**TASK STATEMENT:**
What lines in the following entries hold the word "JSON"? Copy each one.

**DATA TO USE:**

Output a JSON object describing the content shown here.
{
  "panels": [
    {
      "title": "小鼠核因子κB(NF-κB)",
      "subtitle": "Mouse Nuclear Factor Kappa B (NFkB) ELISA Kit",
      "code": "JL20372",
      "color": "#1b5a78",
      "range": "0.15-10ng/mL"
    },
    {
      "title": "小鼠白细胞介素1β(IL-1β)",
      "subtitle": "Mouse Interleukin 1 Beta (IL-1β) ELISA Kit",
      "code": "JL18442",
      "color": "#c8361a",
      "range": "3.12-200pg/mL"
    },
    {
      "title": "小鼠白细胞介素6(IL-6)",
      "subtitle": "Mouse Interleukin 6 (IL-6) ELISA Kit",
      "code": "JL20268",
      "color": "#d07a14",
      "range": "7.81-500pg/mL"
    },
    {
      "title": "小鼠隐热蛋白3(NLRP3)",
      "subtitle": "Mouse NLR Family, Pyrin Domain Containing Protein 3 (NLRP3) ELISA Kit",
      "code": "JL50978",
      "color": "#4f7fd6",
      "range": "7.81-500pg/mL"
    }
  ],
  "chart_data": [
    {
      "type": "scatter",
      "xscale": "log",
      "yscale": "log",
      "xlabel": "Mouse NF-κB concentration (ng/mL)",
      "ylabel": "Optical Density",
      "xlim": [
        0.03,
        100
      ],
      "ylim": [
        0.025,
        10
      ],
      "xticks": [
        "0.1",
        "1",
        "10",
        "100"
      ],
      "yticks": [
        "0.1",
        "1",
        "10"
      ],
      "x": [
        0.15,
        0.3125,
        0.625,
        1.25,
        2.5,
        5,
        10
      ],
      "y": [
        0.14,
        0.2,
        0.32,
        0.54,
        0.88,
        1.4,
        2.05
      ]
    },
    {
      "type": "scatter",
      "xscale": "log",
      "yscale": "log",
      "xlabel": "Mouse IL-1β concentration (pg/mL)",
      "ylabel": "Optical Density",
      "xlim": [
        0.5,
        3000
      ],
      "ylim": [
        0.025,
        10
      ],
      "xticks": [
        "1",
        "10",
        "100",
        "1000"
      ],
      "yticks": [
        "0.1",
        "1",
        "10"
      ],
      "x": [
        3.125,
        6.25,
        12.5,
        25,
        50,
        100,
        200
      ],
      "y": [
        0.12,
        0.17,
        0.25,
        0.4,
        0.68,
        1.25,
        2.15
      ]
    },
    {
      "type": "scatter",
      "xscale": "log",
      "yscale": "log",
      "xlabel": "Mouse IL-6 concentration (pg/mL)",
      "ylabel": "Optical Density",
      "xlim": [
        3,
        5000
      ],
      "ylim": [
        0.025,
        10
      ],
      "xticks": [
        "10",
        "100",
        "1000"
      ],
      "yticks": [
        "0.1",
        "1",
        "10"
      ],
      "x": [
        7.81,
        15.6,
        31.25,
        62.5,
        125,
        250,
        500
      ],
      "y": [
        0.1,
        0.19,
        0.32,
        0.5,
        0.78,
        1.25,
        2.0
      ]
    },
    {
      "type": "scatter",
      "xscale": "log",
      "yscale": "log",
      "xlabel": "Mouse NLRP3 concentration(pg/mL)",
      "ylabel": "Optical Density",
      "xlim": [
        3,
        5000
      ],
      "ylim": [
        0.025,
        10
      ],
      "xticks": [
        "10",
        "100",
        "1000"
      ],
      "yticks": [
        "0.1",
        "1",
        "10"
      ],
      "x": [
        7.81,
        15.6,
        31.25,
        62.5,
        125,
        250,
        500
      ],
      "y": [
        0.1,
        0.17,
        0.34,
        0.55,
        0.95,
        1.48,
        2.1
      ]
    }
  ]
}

* * *

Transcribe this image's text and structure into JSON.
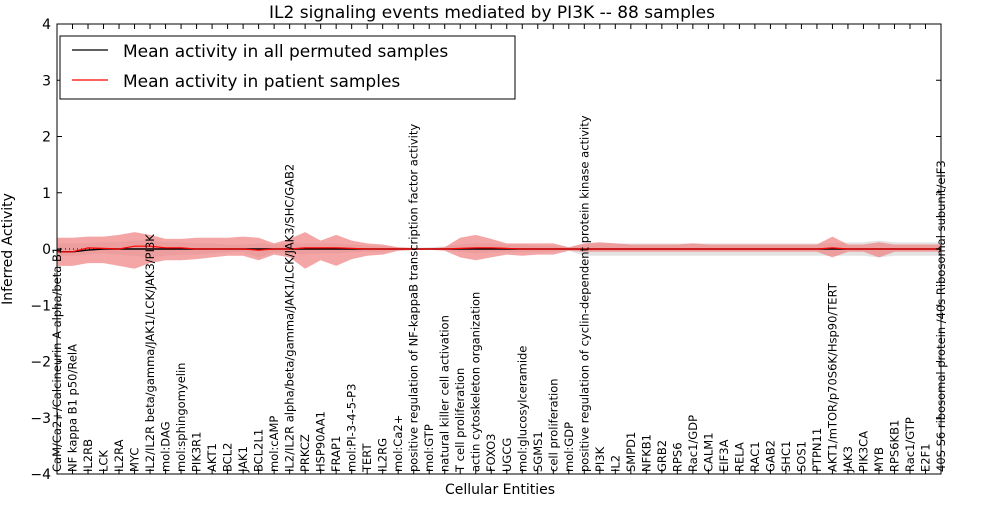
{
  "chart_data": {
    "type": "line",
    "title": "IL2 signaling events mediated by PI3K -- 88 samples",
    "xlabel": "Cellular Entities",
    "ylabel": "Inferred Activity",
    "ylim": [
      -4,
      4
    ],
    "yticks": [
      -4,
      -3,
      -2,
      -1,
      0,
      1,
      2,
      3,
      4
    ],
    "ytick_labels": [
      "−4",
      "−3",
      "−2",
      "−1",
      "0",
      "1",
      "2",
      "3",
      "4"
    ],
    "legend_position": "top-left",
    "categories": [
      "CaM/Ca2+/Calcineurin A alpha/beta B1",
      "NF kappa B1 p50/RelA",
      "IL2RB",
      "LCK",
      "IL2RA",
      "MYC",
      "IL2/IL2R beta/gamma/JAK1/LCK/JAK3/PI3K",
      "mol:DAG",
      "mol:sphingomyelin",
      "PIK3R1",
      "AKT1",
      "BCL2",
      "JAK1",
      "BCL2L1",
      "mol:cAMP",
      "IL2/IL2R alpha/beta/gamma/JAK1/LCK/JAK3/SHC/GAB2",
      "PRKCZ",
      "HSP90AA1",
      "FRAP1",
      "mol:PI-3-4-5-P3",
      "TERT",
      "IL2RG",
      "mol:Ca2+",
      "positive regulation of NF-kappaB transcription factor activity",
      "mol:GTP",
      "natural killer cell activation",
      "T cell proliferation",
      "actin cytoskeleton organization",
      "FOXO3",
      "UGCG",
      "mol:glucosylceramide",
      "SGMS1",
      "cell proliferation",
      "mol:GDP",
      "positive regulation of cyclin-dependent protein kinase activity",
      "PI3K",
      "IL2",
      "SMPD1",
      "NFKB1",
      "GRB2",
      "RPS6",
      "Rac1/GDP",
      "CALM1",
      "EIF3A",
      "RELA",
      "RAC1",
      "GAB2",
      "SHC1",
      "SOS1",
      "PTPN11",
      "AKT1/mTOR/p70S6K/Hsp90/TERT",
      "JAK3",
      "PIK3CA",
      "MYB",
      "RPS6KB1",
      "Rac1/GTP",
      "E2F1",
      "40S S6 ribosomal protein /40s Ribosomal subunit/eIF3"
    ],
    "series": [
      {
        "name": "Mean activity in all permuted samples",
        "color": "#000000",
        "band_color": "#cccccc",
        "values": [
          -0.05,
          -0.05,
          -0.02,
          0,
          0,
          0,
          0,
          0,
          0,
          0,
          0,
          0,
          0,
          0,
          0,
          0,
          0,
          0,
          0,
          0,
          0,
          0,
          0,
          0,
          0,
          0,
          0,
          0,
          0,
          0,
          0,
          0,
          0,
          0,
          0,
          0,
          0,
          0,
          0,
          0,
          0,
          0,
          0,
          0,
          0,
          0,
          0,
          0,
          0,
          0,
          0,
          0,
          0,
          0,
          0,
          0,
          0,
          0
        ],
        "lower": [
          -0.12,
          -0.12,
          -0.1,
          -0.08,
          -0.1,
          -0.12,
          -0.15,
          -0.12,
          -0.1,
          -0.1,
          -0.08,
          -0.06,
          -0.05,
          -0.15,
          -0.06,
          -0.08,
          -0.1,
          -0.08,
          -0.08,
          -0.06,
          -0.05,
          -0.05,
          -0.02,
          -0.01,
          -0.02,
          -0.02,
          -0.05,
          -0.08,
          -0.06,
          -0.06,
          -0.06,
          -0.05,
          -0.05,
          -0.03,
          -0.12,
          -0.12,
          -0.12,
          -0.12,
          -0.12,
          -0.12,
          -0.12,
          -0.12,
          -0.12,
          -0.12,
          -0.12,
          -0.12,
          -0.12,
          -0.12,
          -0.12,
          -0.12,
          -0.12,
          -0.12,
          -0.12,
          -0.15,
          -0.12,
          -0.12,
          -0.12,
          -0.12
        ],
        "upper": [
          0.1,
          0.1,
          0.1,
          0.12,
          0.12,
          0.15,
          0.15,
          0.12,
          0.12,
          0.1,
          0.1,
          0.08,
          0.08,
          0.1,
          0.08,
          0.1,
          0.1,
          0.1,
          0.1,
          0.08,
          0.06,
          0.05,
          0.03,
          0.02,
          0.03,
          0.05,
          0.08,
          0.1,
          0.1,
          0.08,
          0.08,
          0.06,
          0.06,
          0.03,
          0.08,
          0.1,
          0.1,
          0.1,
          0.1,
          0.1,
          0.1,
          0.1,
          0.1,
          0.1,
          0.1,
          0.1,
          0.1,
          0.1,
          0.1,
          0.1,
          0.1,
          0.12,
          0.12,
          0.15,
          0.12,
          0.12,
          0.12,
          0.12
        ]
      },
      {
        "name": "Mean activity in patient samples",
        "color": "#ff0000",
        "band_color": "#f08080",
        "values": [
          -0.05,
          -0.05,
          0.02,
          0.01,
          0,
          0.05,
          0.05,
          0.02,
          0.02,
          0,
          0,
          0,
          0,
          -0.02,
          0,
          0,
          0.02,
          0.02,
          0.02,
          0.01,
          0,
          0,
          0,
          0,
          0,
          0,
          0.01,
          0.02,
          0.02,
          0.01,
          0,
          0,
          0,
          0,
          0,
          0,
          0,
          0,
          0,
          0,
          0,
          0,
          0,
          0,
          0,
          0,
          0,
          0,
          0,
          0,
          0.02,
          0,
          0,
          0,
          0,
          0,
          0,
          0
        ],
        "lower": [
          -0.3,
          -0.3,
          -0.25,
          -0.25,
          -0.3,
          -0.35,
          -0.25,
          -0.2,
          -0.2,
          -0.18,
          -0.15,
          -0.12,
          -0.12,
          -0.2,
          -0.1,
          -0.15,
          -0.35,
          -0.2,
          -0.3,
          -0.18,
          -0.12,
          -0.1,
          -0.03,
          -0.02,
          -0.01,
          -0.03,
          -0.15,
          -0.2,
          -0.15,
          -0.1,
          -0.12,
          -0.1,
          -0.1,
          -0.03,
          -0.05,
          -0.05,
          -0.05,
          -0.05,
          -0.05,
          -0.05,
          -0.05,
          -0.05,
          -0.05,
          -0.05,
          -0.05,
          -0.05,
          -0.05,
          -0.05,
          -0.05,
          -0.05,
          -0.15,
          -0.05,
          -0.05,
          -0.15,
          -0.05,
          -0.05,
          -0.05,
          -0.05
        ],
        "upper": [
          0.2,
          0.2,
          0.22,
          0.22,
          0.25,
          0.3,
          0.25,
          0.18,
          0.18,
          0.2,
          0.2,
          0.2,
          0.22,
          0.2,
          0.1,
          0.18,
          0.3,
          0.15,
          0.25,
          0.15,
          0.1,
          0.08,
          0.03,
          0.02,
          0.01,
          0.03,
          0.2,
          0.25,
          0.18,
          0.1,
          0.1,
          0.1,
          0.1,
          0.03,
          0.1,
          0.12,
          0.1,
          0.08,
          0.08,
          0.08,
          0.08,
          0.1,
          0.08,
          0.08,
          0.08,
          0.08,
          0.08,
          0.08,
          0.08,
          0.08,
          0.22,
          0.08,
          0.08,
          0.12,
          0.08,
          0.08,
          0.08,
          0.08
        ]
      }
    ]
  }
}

* * *

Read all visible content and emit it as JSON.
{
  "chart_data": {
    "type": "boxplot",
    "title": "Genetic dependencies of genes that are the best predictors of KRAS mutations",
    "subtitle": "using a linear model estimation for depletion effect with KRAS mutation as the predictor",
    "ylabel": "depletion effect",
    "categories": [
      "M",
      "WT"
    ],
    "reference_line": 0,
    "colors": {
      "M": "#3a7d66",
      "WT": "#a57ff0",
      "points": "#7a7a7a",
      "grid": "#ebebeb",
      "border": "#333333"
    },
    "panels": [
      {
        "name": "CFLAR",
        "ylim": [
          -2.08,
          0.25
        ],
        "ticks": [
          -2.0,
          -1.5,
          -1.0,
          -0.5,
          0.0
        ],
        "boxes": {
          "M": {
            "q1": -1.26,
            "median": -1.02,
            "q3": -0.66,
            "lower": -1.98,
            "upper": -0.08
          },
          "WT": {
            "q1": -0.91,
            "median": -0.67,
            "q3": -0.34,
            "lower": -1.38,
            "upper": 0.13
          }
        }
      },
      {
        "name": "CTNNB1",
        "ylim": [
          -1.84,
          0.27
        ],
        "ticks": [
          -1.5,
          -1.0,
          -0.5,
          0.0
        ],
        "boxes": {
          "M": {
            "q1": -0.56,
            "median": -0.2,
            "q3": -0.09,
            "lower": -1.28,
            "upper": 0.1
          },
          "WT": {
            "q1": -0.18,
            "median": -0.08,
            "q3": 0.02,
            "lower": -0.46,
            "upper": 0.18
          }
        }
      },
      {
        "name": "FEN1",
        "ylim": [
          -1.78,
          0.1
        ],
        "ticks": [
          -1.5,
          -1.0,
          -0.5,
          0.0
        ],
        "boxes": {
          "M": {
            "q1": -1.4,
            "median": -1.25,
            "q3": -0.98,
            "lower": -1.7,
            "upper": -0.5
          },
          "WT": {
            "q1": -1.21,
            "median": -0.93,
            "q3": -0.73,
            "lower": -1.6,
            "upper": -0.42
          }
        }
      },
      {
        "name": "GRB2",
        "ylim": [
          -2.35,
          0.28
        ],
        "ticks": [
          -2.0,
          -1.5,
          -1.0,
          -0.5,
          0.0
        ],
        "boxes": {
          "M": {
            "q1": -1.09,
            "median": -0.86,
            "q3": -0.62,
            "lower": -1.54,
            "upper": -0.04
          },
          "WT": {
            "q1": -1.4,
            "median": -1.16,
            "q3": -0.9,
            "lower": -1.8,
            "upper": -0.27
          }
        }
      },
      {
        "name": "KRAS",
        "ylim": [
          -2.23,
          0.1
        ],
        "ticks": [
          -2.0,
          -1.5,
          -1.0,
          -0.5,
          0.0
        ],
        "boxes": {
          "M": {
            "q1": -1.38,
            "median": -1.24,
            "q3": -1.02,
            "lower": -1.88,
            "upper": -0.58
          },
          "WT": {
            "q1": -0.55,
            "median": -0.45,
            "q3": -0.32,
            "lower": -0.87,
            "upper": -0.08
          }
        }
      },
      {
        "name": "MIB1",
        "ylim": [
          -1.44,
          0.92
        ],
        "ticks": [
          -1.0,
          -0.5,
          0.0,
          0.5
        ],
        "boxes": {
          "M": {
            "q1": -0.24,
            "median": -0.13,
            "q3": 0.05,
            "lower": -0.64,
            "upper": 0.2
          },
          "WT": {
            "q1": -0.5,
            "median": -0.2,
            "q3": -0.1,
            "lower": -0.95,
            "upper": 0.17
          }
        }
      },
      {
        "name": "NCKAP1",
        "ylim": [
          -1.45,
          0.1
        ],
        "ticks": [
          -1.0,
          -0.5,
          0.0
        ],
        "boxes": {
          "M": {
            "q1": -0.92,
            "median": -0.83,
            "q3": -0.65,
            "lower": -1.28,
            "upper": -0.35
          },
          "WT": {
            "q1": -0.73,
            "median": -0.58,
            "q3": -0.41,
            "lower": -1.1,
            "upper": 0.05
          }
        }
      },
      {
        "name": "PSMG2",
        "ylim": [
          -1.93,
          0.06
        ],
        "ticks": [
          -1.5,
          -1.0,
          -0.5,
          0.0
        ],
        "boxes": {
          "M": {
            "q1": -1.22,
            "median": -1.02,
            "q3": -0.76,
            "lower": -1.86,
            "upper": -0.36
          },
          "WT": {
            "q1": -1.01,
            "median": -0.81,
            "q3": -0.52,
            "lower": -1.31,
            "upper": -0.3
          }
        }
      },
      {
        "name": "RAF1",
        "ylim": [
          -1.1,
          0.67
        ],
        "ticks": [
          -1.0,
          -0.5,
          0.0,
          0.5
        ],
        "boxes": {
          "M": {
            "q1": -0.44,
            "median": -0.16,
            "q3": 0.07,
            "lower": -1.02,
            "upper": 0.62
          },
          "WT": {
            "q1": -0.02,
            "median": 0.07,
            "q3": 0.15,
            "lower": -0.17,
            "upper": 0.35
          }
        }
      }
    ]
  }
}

**TASK RESPONSE:**
Output a JSON object describing the content shown here.
Transcribe this image's text and structure into JSON.
Read all visible content and emit it as JSON.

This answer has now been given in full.